Stored data
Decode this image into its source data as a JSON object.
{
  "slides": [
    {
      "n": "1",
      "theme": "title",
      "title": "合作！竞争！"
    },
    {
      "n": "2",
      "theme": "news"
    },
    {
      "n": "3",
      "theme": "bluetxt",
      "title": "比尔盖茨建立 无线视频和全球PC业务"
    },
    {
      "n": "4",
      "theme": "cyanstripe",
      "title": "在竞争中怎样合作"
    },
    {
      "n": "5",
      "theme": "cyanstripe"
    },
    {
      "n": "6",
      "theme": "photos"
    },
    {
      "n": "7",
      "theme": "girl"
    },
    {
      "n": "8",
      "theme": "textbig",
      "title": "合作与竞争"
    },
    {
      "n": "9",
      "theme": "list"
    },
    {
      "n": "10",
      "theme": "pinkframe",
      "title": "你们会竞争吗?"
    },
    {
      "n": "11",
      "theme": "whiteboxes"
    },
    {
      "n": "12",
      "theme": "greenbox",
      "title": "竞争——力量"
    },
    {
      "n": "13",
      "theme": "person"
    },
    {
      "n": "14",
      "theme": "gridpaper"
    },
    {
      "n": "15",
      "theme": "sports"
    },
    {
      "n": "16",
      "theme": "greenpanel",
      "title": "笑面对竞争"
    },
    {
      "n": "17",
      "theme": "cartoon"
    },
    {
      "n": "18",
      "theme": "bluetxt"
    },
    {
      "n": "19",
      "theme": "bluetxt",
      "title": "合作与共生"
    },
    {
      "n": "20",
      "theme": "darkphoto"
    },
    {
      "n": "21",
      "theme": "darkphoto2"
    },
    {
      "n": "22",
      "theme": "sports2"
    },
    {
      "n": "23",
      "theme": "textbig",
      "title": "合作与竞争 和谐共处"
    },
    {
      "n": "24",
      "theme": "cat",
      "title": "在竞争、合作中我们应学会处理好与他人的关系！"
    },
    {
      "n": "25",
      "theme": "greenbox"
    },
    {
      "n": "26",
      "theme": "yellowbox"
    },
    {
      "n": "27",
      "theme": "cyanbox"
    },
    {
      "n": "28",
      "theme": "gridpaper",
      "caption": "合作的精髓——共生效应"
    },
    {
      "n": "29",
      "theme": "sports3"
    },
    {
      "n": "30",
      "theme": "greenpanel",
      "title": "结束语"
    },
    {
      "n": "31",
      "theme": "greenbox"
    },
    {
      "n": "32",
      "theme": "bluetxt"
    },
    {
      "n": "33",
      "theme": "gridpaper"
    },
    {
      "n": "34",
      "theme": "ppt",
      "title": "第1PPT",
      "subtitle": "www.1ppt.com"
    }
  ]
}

[WHAT TO DO]:
From the entries above, select each line containing the string "cyanstripe".

[FULL OUTPUT]:
      "theme": "cyanstripe",
      "theme": "cyanstripe"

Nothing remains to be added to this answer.